● **Problem to solve**
Reproduce the listing exactly, with no pictures in your copy.

● **Records to use**
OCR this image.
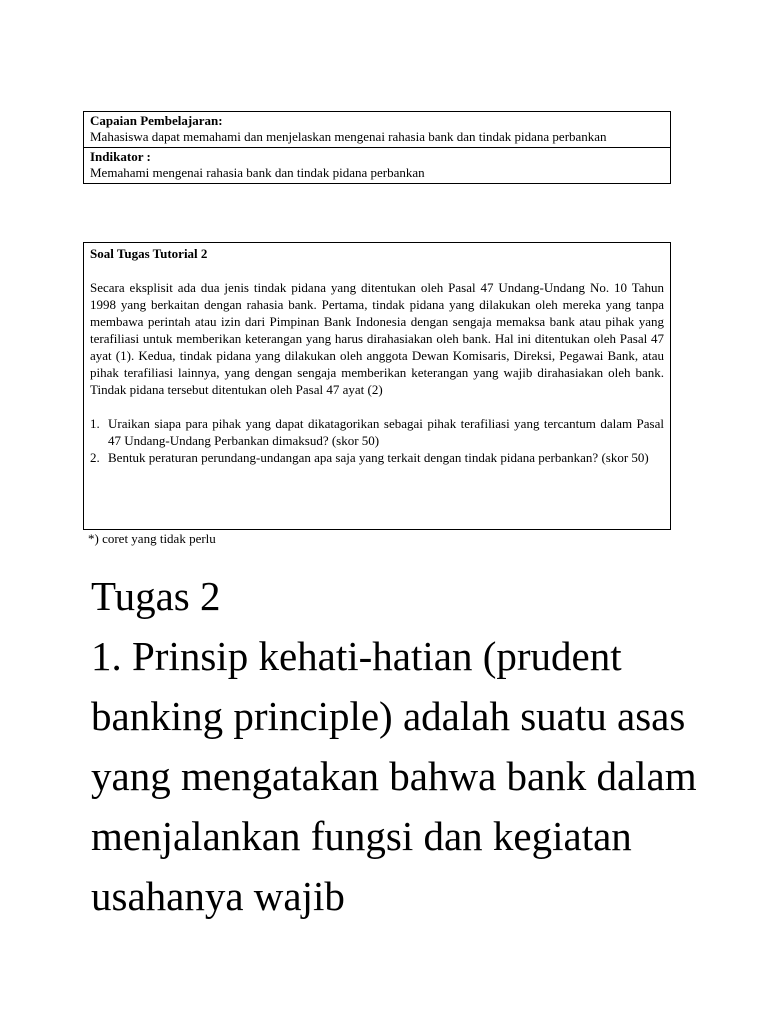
Capaian Pembelajaran:
Mahasiswa dapat memahami dan menjelaskan mengenai rahasia bank dan tindak pidana perbankan
Indikator :
Memahami mengenai rahasia bank dan tindak pidana perbankan
Soal Tugas Tutorial 2
Secara eksplisit ada dua jenis tindak pidana yang ditentukan oleh Pasal 47 Undang-Undang No. 10 Tahun 1998 yang berkaitan dengan rahasia bank. Pertama, tindak pidana yang dilakukan oleh mereka yang tanpa membawa perintah atau izin dari Pimpinan Bank Indonesia dengan sengaja memaksa bank atau pihak yang terafiliasi untuk memberikan keterangan yang harus dirahasiakan oleh bank. Hal ini ditentukan oleh Pasal 47 ayat (1). Kedua, tindak pidana yang dilakukan oleh anggota Dewan Komisaris, Direksi, Pegawai Bank, atau pihak terafiliasi lainnya, yang dengan sengaja memberikan keterangan yang wajib dirahasiakan oleh bank. Tindak pidana tersebut ditentukan oleh Pasal 47 ayat (2)
1. Uraikan siapa para pihak yang dapat dikatagorikan sebagai pihak terafiliasi yang tercantum dalam Pasal 47 Undang-Undang Perbankan dimaksud? (skor 50)
2. Bentuk peraturan perundang-undangan apa saja yang terkait dengan tindak pidana perbankan? (skor 50)
*) coret yang tidak perlu

Tugas 2

1. Prinsip kehati-hatian (prudent banking principle) adalah suatu asas yang mengatakan bahwa bank dalam menjalankan fungsi dan kegiatan usahanya wajib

● **Completed task**
OCR this image.
Capaian Pembelajaran:
Mahasiswa dapat memahami dan menjelaskan mengenai rahasia bank dan tindak pidana perbankan
Indikator :
Memahami mengenai rahasia bank dan tindak pidana perbankan
Soal Tugas Tutorial 2
Secara eksplisit ada dua jenis tindak pidana yang ditentukan oleh Pasal 47 Undang-Undang No. 10 Tahun 1998 yang berkaitan dengan rahasia bank. Pertama, tindak pidana yang dilakukan oleh mereka yang tanpa membawa perintah atau izin dari Pimpinan Bank Indonesia dengan sengaja memaksa bank atau pihak yang terafiliasi untuk memberikan keterangan yang harus dirahasiakan oleh bank. Hal ini ditentukan oleh Pasal 47 ayat (1). Kedua, tindak pidana yang dilakukan oleh anggota Dewan Komisaris, Direksi, Pegawai Bank, atau pihak terafiliasi lainnya, yang dengan sengaja memberikan keterangan yang wajib dirahasiakan oleh bank. Tindak pidana tersebut ditentukan oleh Pasal 47 ayat (2)
1. Uraikan siapa para pihak yang dapat dikatagorikan sebagai pihak terafiliasi yang tercantum dalam Pasal 47 Undang-Undang Perbankan dimaksud? (skor 50)
2. Bentuk peraturan perundang-undangan apa saja yang terkait dengan tindak pidana perbankan? (skor 50)
*) coret yang tidak perlu

Tugas 2

1. Prinsip kehati-hatian (prudent banking principle) adalah suatu asas yang mengatakan bahwa bank dalam menjalankan fungsi dan kegiatan usahanya wajib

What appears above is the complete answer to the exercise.